#### Your task:
Tally up the lines where the string "this" appears; reply with the number only.

### Dataset records ###

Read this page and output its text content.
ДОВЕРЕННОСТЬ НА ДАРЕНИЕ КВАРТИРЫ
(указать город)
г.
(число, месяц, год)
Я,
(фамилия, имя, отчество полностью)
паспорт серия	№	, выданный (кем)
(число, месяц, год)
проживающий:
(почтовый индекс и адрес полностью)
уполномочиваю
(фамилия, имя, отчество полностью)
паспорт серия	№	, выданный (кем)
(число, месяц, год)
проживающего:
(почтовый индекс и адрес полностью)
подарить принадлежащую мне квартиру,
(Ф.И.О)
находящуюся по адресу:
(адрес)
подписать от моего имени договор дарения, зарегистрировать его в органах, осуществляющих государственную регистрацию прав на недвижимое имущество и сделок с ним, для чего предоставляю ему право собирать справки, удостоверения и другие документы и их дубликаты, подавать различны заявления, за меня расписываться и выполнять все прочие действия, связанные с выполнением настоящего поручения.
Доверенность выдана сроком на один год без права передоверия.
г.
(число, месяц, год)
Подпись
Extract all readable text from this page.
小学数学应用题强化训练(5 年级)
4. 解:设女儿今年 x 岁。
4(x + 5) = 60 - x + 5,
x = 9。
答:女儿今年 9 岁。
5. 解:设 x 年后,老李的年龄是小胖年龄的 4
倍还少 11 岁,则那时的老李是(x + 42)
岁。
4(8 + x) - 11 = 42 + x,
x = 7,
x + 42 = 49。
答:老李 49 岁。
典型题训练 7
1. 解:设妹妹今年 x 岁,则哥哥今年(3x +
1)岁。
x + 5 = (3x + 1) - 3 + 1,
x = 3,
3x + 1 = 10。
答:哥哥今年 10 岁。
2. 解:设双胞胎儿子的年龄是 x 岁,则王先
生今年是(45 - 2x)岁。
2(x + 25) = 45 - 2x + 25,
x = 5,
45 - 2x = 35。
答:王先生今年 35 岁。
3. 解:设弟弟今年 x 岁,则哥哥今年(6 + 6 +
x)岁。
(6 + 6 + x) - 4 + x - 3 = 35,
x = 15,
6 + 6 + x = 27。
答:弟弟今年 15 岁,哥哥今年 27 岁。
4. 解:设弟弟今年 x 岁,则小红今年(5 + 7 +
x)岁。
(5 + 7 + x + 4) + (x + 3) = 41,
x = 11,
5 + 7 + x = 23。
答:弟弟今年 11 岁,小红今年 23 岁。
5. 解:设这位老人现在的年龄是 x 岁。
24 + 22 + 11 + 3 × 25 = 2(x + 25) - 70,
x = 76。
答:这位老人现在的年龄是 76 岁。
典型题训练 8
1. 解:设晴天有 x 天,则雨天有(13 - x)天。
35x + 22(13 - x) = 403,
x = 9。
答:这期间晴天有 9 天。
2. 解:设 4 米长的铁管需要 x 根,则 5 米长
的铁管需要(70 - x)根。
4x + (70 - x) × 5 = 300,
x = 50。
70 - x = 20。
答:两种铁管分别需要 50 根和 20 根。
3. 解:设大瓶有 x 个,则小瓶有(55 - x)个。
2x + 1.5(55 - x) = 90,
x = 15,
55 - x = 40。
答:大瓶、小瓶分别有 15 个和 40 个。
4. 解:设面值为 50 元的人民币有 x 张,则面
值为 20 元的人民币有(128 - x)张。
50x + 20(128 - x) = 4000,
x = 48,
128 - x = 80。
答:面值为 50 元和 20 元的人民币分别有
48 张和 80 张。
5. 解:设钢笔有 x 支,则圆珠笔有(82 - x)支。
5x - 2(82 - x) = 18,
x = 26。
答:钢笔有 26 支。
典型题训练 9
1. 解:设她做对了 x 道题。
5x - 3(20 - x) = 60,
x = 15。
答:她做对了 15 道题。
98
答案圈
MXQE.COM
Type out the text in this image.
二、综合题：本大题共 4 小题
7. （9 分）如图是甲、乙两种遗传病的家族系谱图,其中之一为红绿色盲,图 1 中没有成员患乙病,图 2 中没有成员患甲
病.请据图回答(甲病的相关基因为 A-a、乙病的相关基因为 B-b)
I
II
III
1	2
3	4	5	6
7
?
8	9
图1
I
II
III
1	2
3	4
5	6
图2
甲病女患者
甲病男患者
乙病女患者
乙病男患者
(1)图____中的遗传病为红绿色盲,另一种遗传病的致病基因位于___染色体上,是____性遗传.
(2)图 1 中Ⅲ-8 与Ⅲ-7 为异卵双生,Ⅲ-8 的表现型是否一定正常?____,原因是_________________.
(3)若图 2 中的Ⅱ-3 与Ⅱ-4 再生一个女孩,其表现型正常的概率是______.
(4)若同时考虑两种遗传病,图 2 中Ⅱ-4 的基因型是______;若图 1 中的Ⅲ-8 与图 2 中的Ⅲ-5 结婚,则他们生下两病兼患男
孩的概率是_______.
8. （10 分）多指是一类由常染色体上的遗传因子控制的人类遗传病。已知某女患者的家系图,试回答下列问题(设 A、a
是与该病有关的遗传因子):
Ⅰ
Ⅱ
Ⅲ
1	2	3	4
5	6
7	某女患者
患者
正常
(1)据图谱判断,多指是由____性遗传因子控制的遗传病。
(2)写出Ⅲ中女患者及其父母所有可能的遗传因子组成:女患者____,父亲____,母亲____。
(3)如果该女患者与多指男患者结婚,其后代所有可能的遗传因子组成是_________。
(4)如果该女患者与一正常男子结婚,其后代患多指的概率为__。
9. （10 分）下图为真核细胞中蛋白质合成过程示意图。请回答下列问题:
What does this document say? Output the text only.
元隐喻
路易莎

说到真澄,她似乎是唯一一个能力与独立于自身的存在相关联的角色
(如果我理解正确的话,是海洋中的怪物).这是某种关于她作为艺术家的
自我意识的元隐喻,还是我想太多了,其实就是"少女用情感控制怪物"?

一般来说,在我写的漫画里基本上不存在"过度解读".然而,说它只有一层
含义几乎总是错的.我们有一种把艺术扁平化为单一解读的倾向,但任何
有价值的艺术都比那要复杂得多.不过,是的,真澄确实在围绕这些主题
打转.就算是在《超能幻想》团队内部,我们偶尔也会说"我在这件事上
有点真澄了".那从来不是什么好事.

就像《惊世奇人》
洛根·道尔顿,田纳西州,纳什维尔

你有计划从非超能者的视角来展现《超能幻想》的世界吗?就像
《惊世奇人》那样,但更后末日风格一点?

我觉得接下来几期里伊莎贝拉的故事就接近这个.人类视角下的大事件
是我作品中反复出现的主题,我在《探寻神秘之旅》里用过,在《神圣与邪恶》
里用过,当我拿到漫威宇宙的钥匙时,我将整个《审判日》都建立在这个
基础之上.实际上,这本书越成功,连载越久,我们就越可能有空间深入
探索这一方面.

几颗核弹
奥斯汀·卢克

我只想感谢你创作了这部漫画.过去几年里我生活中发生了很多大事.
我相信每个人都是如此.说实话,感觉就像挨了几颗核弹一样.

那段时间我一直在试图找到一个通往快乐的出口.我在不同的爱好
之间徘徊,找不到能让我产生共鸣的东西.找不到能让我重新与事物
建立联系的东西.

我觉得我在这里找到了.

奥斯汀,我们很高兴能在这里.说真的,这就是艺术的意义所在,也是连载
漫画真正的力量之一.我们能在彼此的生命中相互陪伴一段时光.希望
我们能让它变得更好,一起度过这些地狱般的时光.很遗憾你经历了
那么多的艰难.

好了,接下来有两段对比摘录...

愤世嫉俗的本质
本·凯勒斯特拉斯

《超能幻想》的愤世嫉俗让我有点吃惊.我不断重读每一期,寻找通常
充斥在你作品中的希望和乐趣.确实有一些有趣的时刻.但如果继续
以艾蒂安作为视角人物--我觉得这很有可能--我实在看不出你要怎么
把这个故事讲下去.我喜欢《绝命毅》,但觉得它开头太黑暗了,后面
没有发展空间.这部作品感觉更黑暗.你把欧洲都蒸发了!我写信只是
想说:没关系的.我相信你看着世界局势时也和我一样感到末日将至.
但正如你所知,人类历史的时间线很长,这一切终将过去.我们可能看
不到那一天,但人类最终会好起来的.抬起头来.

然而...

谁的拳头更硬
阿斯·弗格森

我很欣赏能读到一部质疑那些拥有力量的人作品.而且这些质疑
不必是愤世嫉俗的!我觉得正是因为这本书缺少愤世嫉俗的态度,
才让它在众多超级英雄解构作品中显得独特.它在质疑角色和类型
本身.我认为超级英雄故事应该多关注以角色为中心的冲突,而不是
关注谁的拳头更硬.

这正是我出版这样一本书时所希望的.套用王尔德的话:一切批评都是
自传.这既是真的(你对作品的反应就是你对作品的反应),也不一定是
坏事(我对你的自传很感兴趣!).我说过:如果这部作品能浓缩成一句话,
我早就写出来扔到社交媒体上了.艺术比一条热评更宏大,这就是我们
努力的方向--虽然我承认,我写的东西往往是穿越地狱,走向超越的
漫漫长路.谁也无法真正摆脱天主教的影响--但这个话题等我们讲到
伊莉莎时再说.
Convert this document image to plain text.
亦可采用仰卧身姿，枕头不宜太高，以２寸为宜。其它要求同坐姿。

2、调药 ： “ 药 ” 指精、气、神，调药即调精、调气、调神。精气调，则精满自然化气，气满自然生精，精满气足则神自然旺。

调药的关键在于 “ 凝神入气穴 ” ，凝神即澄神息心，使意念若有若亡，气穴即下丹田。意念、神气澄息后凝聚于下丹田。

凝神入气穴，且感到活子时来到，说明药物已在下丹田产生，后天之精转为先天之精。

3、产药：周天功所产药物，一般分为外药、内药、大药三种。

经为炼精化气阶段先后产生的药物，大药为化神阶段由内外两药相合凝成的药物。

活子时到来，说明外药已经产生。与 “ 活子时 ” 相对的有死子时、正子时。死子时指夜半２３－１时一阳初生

###

#### Response:
5